**What to do:**
Look through the listing and locate every line containing the word "text"; copy those lines.

**Entries:**
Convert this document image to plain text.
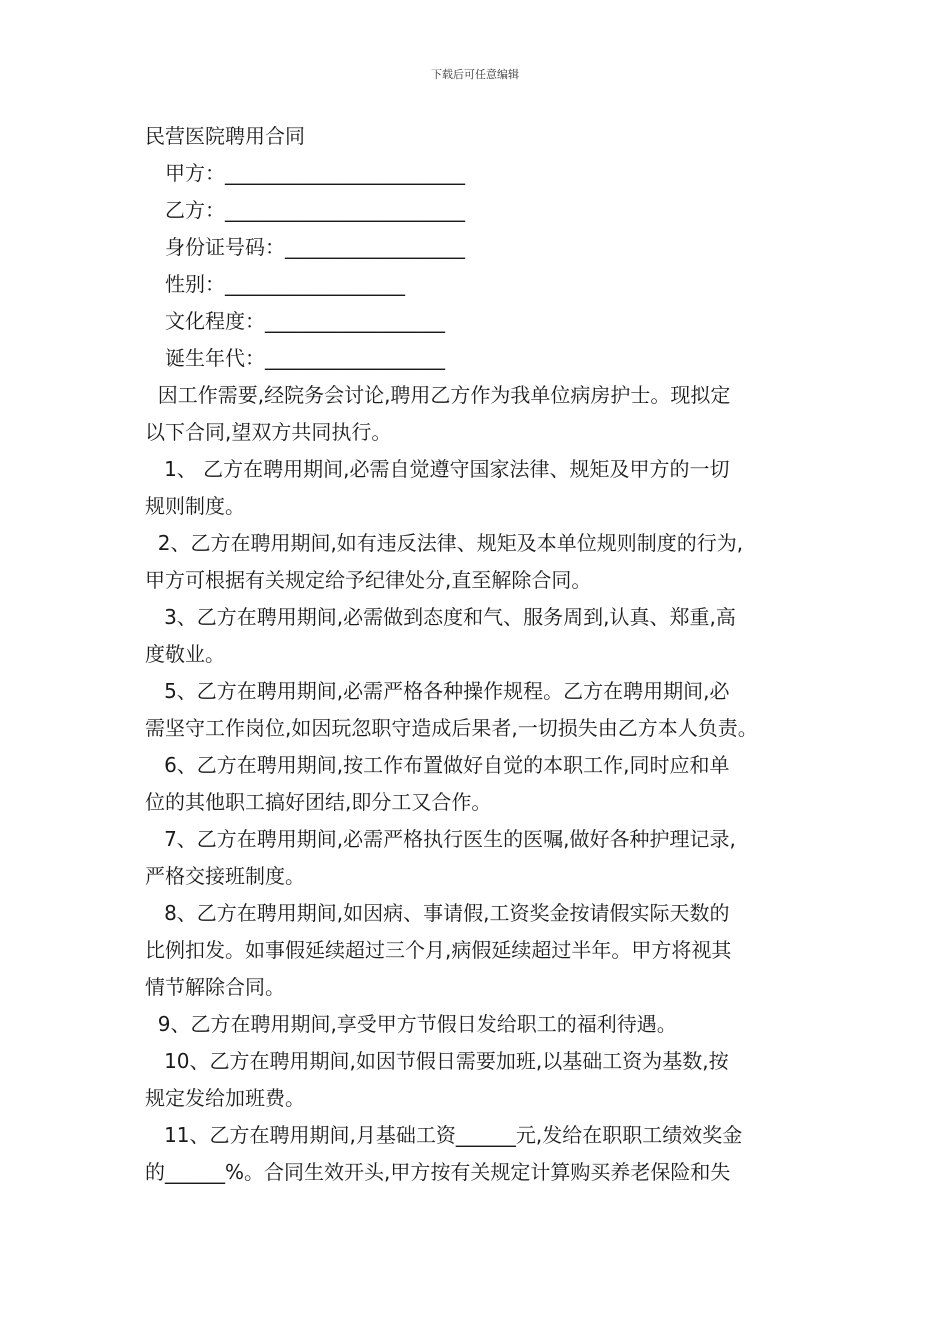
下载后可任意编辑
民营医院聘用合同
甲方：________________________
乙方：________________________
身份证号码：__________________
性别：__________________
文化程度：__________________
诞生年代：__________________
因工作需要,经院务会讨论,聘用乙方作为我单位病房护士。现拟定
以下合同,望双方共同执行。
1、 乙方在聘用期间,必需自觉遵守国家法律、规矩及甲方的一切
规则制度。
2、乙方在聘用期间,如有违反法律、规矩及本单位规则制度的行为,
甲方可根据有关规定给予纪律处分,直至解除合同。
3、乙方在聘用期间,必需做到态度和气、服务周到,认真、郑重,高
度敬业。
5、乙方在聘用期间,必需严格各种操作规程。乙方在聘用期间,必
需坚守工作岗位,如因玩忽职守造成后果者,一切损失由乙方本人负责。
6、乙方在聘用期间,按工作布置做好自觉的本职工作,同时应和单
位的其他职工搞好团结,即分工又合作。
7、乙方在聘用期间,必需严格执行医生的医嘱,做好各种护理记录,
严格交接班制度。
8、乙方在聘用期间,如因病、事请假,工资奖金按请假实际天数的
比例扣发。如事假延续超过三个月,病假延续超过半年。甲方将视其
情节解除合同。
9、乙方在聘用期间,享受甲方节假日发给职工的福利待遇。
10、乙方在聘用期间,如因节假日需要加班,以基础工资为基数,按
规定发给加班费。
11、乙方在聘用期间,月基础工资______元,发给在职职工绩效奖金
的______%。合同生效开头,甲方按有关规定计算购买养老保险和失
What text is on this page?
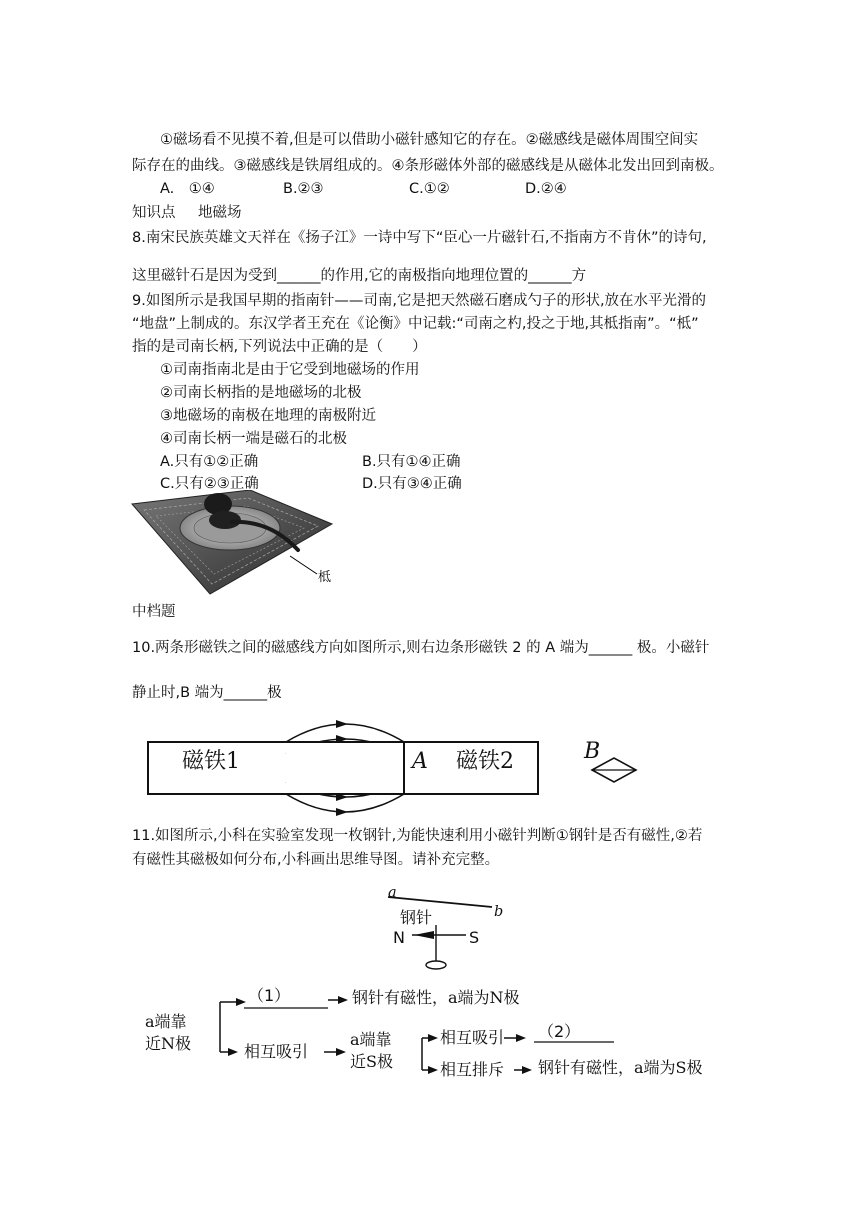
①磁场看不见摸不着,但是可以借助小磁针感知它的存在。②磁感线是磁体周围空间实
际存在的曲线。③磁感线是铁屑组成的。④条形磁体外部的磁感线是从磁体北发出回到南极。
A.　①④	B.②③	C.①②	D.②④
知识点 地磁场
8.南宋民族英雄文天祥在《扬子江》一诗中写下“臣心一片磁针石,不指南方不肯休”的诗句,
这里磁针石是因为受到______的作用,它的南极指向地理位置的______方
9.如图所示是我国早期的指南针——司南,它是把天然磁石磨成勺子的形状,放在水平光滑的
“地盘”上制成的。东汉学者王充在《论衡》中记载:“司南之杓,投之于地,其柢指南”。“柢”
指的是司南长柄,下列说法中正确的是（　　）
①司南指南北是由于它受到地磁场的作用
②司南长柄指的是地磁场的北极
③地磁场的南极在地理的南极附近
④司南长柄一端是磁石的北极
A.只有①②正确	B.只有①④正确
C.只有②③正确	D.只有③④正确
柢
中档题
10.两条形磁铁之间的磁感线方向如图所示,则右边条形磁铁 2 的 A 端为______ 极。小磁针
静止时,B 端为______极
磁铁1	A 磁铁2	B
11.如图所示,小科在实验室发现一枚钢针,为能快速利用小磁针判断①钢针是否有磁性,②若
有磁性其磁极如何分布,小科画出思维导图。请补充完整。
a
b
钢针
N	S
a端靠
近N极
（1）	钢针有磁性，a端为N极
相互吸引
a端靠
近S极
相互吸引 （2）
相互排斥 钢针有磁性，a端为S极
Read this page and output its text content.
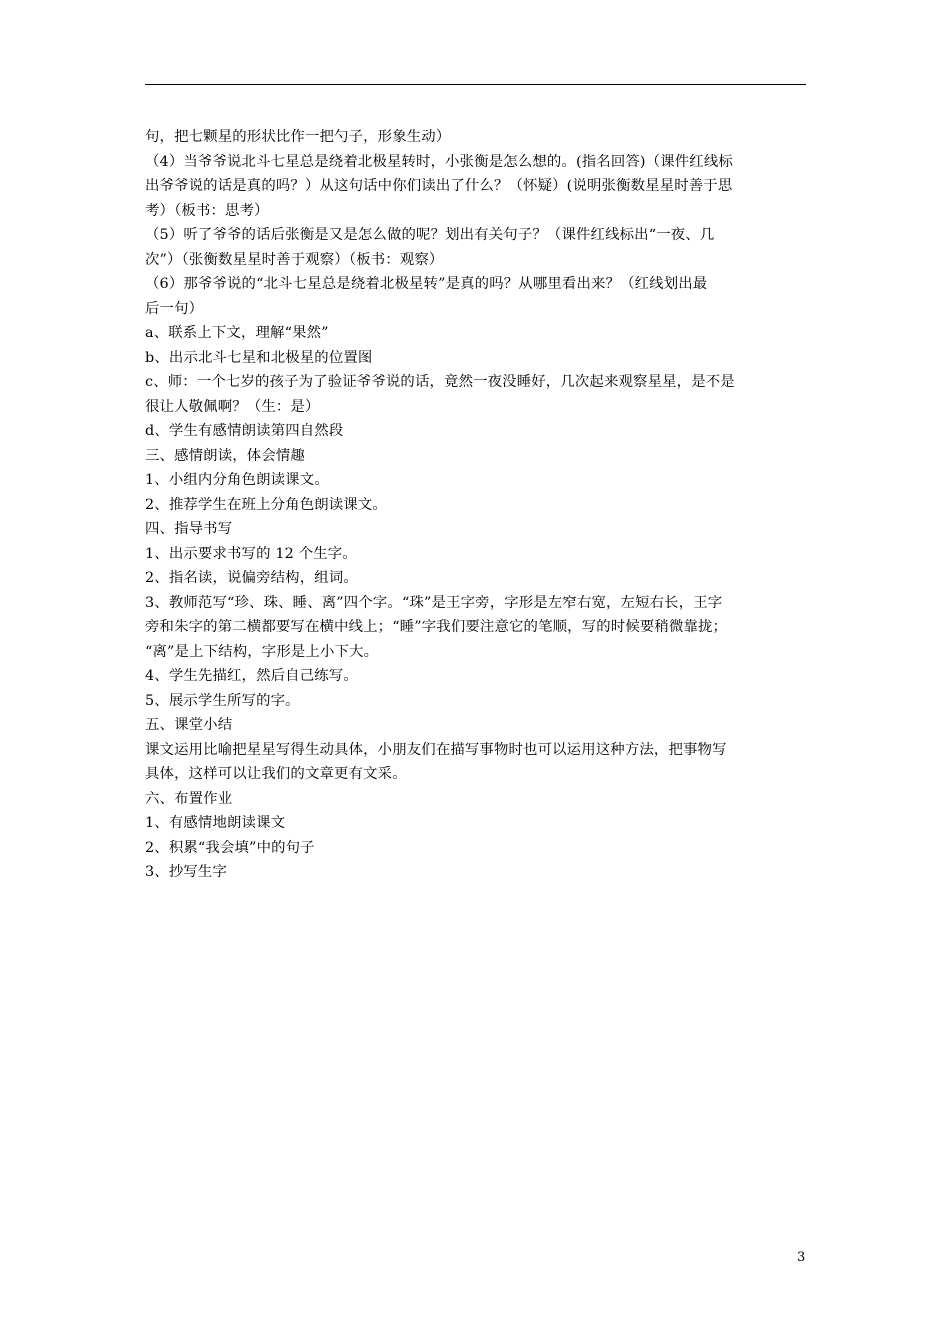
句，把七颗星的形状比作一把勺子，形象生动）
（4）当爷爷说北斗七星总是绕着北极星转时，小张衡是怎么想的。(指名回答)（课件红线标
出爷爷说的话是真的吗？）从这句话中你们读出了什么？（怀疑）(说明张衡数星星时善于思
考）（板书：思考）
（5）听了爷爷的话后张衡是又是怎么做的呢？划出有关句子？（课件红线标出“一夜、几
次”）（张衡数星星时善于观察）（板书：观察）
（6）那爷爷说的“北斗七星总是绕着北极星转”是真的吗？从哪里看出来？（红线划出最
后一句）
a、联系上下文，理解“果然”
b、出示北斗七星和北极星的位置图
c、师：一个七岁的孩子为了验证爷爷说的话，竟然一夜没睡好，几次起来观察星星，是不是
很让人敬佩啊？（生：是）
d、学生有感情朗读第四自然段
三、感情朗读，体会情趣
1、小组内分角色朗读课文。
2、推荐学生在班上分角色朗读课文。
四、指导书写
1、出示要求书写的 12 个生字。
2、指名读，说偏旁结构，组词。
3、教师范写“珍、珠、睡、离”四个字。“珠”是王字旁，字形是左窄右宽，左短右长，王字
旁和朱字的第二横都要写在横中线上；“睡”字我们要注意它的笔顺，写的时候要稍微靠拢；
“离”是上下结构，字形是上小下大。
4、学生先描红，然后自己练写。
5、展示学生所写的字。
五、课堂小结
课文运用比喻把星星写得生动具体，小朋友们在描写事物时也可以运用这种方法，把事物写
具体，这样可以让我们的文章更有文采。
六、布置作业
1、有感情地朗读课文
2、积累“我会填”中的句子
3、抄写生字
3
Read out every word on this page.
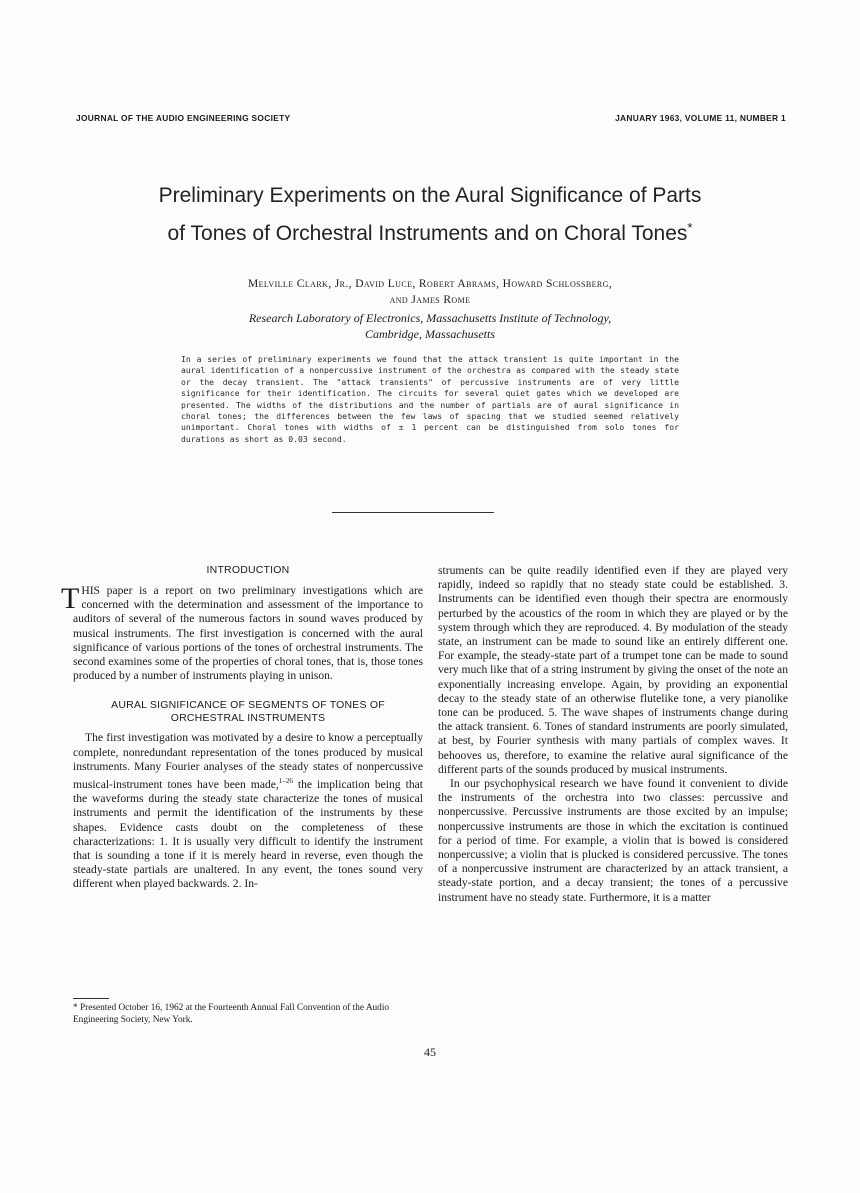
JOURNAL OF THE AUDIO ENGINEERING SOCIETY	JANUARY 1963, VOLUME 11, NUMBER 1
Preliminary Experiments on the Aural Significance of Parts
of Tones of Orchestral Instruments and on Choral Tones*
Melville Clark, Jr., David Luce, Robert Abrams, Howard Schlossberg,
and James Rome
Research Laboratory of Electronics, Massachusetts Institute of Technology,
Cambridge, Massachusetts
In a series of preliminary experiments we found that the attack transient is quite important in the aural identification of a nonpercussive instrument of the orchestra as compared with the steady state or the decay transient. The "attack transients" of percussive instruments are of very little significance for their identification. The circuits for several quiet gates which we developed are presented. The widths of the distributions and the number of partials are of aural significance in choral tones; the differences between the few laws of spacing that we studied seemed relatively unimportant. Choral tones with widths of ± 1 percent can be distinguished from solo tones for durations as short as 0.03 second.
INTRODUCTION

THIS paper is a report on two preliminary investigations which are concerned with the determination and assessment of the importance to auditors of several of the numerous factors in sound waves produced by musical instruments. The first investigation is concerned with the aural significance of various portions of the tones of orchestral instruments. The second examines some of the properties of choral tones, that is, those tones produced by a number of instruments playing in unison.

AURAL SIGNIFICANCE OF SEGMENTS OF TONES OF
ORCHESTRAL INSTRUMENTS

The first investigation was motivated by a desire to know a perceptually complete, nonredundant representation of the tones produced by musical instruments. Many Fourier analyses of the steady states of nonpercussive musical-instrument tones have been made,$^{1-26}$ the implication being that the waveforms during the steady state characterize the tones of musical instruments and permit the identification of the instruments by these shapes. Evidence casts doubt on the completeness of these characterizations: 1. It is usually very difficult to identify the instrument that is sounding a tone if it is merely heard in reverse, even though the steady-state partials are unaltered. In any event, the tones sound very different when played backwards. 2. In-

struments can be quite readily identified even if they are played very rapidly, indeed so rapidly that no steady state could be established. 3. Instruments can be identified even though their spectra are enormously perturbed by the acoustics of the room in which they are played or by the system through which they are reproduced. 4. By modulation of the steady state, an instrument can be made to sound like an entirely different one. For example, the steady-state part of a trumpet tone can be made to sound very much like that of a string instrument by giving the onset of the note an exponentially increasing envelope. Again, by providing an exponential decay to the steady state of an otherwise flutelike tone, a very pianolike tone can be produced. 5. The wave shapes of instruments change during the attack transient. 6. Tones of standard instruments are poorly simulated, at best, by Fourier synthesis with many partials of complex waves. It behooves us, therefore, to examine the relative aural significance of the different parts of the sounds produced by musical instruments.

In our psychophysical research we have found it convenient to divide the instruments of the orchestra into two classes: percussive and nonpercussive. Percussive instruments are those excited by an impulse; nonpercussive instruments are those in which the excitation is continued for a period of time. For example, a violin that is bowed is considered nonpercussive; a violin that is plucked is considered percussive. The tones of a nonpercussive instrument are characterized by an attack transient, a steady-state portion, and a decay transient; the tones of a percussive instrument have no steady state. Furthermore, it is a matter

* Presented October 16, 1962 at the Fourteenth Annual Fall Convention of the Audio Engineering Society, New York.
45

**Exercise result:**
Convert this document image to plain text.
What text is on this page?
Read this page and output its text content.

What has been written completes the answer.